--- Required work ---
Identify each line containing the word "Fragrant" and copy it.

Data listing

>> begin

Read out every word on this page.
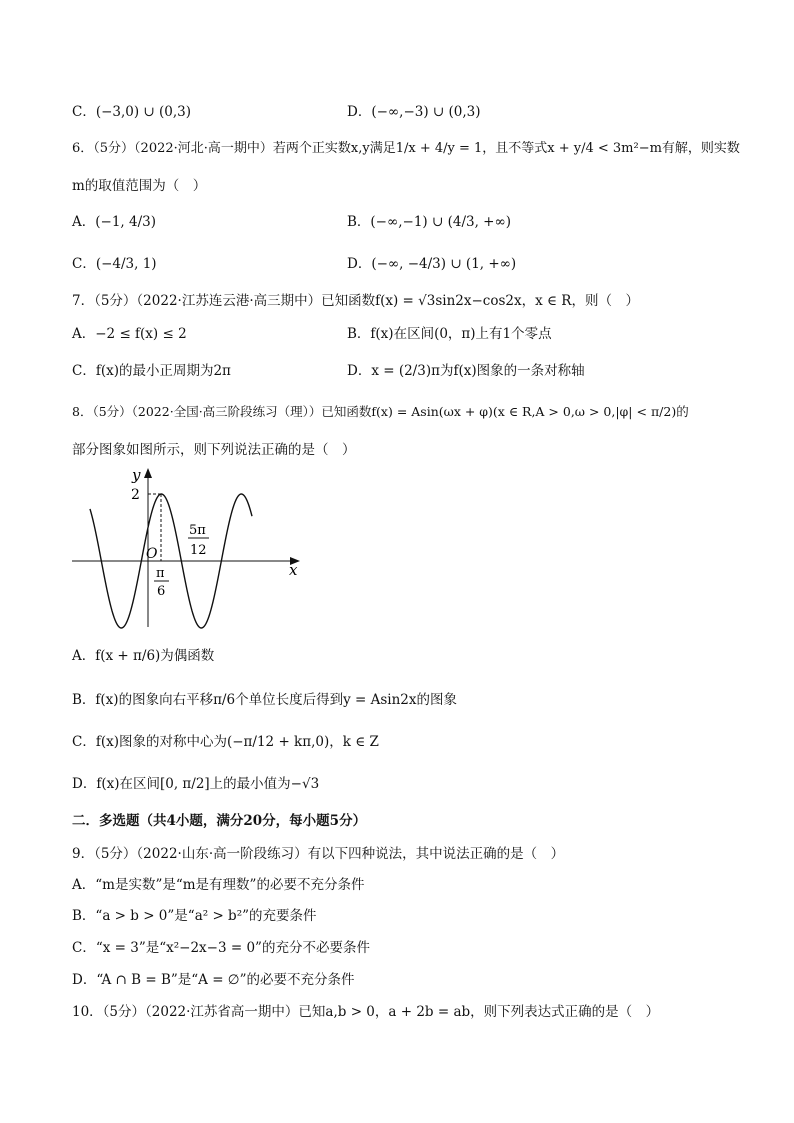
C．(−3,0) ∪ (0,3)	D．(−∞,−3) ∪ (0,3)
6．（5分）（2022·河北·高一期中）若两个正实数x,y满足1/x + 4/y = 1，且不等式x + y/4 < 3m²−m有解，则实数
m的取值范围为（　）
A．(−1, 4/3)	B．(−∞,−1) ∪ (4/3, +∞)
C．(−4/3, 1)	D．(−∞, −4/3) ∪ (1, +∞)
7．（5分）（2022·江苏连云港·高三期中）已知函数f(x) = √3sin2x−cos2x，x ∈ R，则（　）
A．−2 ≤ f(x) ≤ 2	B．f(x)在区间(0，π)上有1个零点
C．f(x)的最小正周期为2π	D．x = (2/3)π为f(x)图象的一条对称轴
8．（5分）（2022·全国·高三阶段练习（理））已知函数f(x) = Asin(ωx + φ)(x ∈ R,A > 0,ω > 0,|φ| < π/2)的
部分图象如图所示，则下列说法正确的是（　）
y
x
O
2
π
6
5π
12
A．f(x + π/6)为偶函数
B．f(x)的图象向右平移π/6个单位长度后得到y = Asin2x的图象
C．f(x)图象的对称中心为(−π/12 + kπ,0)，k ∈ Z
D．f(x)在区间[0, π/2]上的最小值为−√3
二．多选题（共4小题，满分20分，每小题5分）
9．（5分）（2022·山东·高一阶段练习）有以下四种说法，其中说法正确的是（　）
A．“m是实数”是“m是有理数”的必要不充分条件
B．“a > b > 0”是“a² > b²”的充要条件
C．“x = 3”是“x²−2x−3 = 0”的充分不必要条件
D．“A ∩ B = B”是“A = ∅”的必要不充分条件
10．（5分）（2022·江苏省高一期中）已知a,b > 0，a + 2b = ab，则下列表达式正确的是（　）
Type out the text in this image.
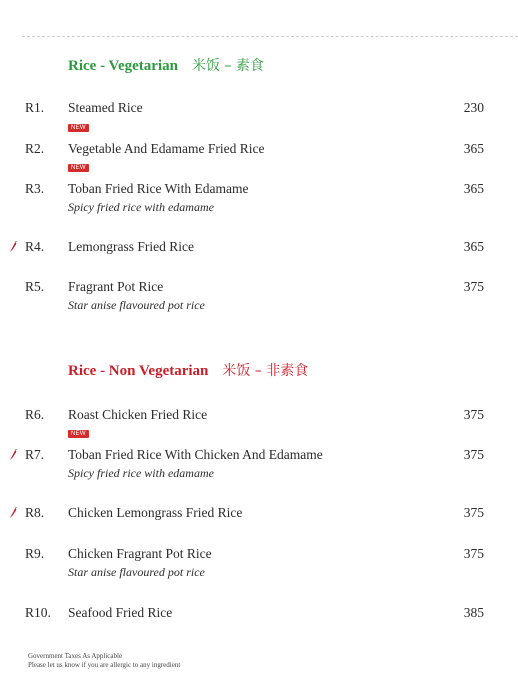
Rice - Vegetarian 米饭 – 素食
R1. Steamed Rice	230
NEW
R2. Vegetable And Edamame Fried Rice	365
NEW
R3. Toban Fried Rice With Edamame	365
Spicy fried rice with edamame
R4. Lemongrass Fried Rice	365
R5. Fragrant Pot Rice	375
Star anise flavoured pot rice
Rice - Non Vegetarian 米饭 – 非素食
R6. Roast Chicken Fried Rice	375
NEW
R7. Toban Fried Rice With Chicken And Edamame	375
Spicy fried rice with edamame
R8. Chicken Lemongrass Fried Rice	375
R9. Chicken Fragrant Pot Rice	375
Star anise flavoured pot rice
R10. Seafood Fried Rice	385
Government Taxes As Applicable
Please let us know if you are allergic to any ingredient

>> end

--- Solution for this problem ---
R5. Fragrant Pot Rice	375
R9. Chicken Fragrant Pot Rice	375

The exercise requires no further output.